- SET TASK
Can you reproduce the data beneath, keeping every line exact?

···

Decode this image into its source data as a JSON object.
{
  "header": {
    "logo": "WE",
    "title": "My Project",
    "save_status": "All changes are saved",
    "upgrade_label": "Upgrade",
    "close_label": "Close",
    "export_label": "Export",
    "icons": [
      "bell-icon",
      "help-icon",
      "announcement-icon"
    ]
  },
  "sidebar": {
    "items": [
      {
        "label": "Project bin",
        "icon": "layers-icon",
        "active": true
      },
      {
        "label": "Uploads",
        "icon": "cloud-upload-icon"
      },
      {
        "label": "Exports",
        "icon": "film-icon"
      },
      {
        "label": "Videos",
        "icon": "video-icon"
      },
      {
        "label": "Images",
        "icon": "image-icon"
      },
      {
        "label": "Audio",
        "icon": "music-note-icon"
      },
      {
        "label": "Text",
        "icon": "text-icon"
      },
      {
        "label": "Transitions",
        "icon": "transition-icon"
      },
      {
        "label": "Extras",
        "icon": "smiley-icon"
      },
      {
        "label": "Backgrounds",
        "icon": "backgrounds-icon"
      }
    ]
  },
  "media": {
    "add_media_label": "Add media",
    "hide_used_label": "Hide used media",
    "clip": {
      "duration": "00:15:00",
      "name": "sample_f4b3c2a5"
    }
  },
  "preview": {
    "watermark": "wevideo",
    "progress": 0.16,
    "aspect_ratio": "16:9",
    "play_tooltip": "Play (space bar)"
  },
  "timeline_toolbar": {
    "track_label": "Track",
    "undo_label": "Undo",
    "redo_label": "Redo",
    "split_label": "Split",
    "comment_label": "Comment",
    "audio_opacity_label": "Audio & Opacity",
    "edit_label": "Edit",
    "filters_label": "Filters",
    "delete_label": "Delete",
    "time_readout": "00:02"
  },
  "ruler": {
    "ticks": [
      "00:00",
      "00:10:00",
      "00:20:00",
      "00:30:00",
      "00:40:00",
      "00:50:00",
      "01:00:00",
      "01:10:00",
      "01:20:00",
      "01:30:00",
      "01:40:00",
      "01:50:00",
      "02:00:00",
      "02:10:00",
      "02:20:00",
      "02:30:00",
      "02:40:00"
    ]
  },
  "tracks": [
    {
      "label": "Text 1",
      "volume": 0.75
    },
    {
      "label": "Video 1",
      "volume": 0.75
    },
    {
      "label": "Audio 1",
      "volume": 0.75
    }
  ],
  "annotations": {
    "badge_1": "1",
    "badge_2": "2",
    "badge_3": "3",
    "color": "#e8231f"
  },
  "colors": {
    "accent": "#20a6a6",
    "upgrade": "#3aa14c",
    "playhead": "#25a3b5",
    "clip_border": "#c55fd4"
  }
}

···

- SOLUTION TO THIS EXERCISE
Decode this image into its source data as a JSON object.
{
  "header": {
    "logo": "WE",
    "title": "My Project",
    "save_status": "All changes are saved",
    "upgrade_label": "Upgrade",
    "close_label": "Close",
    "export_label": "Export",
    "icons": [
      "bell-icon",
      "help-icon",
      "announcement-icon"
    ]
  },
  "sidebar": {
    "items": [
      {
        "label": "Project bin",
        "icon": "layers-icon",
        "active": true
      },
      {
        "label": "Uploads",
        "icon": "cloud-upload-icon"
      },
      {
        "label": "Exports",
        "icon": "film-icon"
      },
      {
        "label": "Videos",
        "icon": "video-icon"
      },
      {
        "label": "Images",
        "icon": "image-icon"
      },
      {
        "label": "Audio",
        "icon": "music-note-icon"
      },
      {
        "label": "Text",
        "icon": "text-icon"
      },
      {
        "label": "Transitions",
        "icon": "transition-icon"
      },
      {
        "label": "Extras",
        "icon": "smiley-icon"
      },
      {
        "label": "Backgrounds",
        "icon": "backgrounds-icon"
      }
    ]
  },
  "media": {
    "add_media_label": "Add media",
    "hide_used_label": "Hide used media",
    "clip": {
      "duration": "00:15:00",
      "name": "sample_f4b3c2a5"
    }
  },
  "preview": {
    "watermark": "wevideo",
    "progress": 0.16,
    "aspect_ratio": "16:9",
    "play_tooltip": "Play (space bar)"
  },
  "timeline_toolbar": {
    "track_label": "Track",
    "undo_label": "Undo",
    "redo_label": "Redo",
    "split_label": "Split",
    "comment_label": "Comment",
    "audio_opacity_label": "Audio & Opacity",
    "edit_label": "Edit",
    "filters_label": "Filters",
    "delete_label": "Delete",
    "time_readout": "00:02"
  },
  "ruler": {
    "ticks": [
      "00:00",
      "00:10:00",
      "00:20:00",
      "00:30:00",
      "00:40:00",
      "00:50:00",
      "01:00:00",
      "01:10:00",
      "01:20:00",
      "01:30:00",
      "01:40:00",
      "01:50:00",
      "02:00:00",
      "02:10:00",
      "02:20:00",
      "02:30:00",
      "02:40:00"
    ]
  },
  "tracks": [
    {
      "label": "Text 1",
      "volume": 0.75
    },
    {
      "label": "Video 1",
      "volume": 0.75
    },
    {
      "label": "Audio 1",
      "volume": 0.75
    }
  ],
  "annotations": {
    "badge_1": "1",
    "badge_2": "2",
    "badge_3": "3",
    "color": "#e8231f"
  },
  "colors": {
    "accent": "#20a6a6",
    "upgrade": "#3aa14c",
    "playhead": "#25a3b5",
    "clip_border": "#c55fd4"
  }
}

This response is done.